## begin

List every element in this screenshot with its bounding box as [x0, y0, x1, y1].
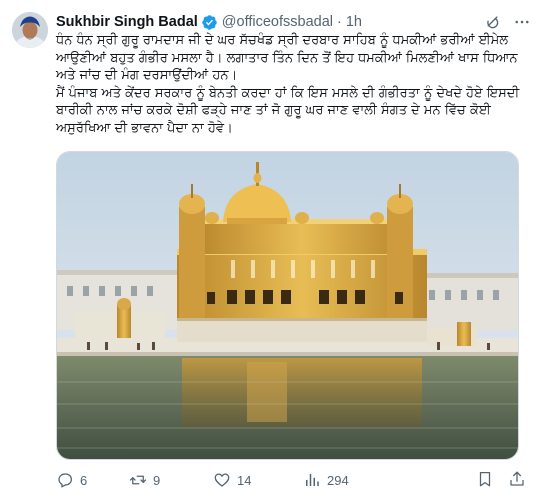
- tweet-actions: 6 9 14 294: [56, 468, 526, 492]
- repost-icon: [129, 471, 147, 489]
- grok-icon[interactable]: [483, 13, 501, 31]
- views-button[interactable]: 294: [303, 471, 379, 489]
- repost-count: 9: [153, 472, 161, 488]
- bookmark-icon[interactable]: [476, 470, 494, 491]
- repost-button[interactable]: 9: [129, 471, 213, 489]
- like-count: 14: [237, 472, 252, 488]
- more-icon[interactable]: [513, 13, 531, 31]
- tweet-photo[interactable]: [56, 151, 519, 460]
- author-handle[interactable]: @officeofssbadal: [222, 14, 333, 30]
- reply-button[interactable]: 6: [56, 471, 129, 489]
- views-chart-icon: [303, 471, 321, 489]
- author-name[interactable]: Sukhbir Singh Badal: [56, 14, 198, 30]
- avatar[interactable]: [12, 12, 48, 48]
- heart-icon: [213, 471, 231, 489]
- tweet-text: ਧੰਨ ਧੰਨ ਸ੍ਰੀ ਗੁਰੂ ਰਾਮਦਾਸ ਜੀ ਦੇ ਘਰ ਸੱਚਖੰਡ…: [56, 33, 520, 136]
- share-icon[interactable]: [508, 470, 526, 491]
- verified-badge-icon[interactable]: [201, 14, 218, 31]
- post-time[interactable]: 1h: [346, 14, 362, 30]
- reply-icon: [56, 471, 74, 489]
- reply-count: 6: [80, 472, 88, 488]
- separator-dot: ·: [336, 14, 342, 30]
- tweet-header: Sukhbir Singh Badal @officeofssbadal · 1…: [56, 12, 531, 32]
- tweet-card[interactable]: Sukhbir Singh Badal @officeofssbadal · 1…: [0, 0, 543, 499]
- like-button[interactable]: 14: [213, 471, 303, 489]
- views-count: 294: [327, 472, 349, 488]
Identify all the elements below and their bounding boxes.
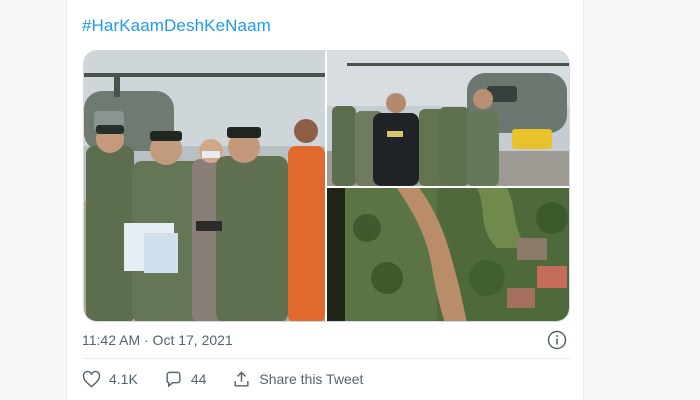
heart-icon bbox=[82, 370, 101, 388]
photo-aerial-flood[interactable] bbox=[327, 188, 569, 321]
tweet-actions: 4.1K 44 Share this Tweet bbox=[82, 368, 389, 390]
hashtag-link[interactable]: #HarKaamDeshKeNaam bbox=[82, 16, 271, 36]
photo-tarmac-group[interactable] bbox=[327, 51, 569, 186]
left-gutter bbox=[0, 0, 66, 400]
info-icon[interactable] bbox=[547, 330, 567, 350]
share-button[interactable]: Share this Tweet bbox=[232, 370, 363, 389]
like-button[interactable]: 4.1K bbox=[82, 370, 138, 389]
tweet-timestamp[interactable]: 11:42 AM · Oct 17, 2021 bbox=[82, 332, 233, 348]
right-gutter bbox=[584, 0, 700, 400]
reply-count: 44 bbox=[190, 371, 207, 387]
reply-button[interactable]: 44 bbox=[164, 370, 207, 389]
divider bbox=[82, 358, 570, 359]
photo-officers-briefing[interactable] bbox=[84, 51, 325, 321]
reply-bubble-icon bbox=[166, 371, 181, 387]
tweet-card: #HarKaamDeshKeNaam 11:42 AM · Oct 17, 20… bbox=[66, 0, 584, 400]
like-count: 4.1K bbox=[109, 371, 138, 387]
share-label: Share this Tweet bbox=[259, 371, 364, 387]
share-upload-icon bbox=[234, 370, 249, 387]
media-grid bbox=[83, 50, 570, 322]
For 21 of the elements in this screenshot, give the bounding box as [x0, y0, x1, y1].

## end

■ Task objective
Copy every row above word for word, leaving out the pictures.

■ Expected answer
List every element in this screenshot with its bounding box as [x0, y0, x1, y1].
- tweet-actions: 6 9 14 294: [56, 468, 526, 492]
- repost-icon: [129, 471, 147, 489]
- grok-icon[interactable]: [483, 13, 501, 31]
- views-button[interactable]: 294: [303, 471, 379, 489]
- repost-count: 9: [153, 472, 161, 488]
- bookmark-icon[interactable]: [476, 470, 494, 491]
- repost-button[interactable]: 9: [129, 471, 213, 489]
- like-count: 14: [237, 472, 252, 488]
- more-icon[interactable]: [513, 13, 531, 31]
- tweet-photo[interactable]: [56, 151, 519, 460]
- author-handle[interactable]: @officeofssbadal: [222, 14, 333, 30]
- reply-button[interactable]: 6: [56, 471, 129, 489]
- views-chart-icon: [303, 471, 321, 489]
- author-name[interactable]: Sukhbir Singh Badal: [56, 14, 198, 30]
- avatar[interactable]: [12, 12, 48, 48]
- heart-icon: [213, 471, 231, 489]
- tweet-text: ਧੰਨ ਧੰਨ ਸ੍ਰੀ ਗੁਰੂ ਰਾਮਦਾਸ ਜੀ ਦੇ ਘਰ ਸੱਚਖੰਡ…: [56, 33, 520, 136]
- share-icon[interactable]: [508, 470, 526, 491]
- verified-badge-icon[interactable]: [201, 14, 218, 31]
- post-time[interactable]: 1h: [346, 14, 362, 30]
- reply-icon: [56, 471, 74, 489]
- reply-count: 6: [80, 472, 88, 488]
- separator-dot: ·: [336, 14, 342, 30]
- tweet-header: Sukhbir Singh Badal @officeofssbadal · 1…: [56, 12, 531, 32]
- tweet-card[interactable]: Sukhbir Singh Badal @officeofssbadal · 1…: [0, 0, 543, 499]
- like-button[interactable]: 14: [213, 471, 303, 489]
- views-count: 294: [327, 472, 349, 488]
Identify all the elements below and their bounding boxes.
heart-icon bbox=[82, 370, 101, 388]
photo-aerial-flood[interactable] bbox=[327, 188, 569, 321]
tweet-actions: 4.1K 44 Share this Tweet bbox=[82, 368, 389, 390]
hashtag-link[interactable]: #HarKaamDeshKeNaam bbox=[82, 16, 271, 36]
photo-tarmac-group[interactable] bbox=[327, 51, 569, 186]
left-gutter bbox=[0, 0, 66, 400]
info-icon[interactable] bbox=[547, 330, 567, 350]
share-button[interactable]: Share this Tweet bbox=[232, 370, 363, 389]
like-button[interactable]: 4.1K bbox=[82, 370, 138, 389]
tweet-timestamp[interactable]: 11:42 AM · Oct 17, 2021 bbox=[82, 332, 233, 348]
right-gutter bbox=[584, 0, 700, 400]
reply-count: 44 bbox=[190, 371, 207, 387]
reply-button[interactable]: 44 bbox=[164, 370, 207, 389]
divider bbox=[82, 358, 570, 359]
photo-officers-briefing[interactable] bbox=[84, 51, 325, 321]
reply-bubble-icon bbox=[166, 371, 181, 387]
tweet-card: #HarKaamDeshKeNaam 11:42 AM · Oct 17, 20… bbox=[66, 0, 584, 400]
like-count: 4.1K bbox=[109, 371, 138, 387]
share-label: Share this Tweet bbox=[259, 371, 364, 387]
share-upload-icon bbox=[234, 370, 249, 387]
media-grid bbox=[83, 50, 570, 322]
For 21 of the elements in this screenshot, give the bounding box as [x0, y0, x1, y1].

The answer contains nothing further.